Extracted records start

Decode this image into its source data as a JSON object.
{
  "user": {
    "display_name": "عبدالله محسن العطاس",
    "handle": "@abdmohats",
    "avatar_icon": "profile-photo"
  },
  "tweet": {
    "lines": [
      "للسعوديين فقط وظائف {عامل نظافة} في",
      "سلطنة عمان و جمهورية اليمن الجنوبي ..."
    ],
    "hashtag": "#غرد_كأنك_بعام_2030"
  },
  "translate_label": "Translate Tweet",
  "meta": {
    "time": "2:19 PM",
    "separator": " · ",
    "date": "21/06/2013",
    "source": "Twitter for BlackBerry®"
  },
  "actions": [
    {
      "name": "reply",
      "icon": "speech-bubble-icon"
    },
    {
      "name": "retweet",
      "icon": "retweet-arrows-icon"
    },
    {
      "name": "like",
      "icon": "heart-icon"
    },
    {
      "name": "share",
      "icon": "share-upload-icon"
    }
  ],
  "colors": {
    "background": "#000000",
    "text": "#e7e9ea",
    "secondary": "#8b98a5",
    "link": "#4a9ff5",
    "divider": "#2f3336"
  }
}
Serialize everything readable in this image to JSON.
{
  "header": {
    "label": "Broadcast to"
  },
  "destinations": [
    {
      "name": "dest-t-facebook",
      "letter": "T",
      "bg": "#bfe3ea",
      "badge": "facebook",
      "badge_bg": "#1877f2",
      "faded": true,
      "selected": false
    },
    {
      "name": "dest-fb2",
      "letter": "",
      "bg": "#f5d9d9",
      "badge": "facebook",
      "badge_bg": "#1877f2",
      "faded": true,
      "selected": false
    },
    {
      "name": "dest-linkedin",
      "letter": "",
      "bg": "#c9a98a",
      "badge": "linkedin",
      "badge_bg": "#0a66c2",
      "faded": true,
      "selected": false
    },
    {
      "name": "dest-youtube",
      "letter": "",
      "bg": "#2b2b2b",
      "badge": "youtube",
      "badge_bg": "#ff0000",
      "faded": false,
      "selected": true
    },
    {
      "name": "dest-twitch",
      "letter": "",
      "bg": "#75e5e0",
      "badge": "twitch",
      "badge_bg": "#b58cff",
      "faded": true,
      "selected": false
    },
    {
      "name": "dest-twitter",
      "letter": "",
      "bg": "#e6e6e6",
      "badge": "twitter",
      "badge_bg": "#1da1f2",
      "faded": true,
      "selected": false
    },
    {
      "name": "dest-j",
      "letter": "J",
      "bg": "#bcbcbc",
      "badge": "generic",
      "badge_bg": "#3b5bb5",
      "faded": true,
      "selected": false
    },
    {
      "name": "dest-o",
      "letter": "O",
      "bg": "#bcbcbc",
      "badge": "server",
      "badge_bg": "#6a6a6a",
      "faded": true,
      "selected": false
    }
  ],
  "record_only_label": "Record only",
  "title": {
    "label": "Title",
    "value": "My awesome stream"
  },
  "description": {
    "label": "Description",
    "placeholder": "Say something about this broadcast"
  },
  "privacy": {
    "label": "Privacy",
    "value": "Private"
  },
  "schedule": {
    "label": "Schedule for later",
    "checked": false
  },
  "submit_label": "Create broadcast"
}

Extracted records end

Identify the lines in the entries above that contain "JSON", then copy them out.

▸ Problem solution
Decode this image into its source data as a JSON object.
Serialize everything readable in this image to JSON.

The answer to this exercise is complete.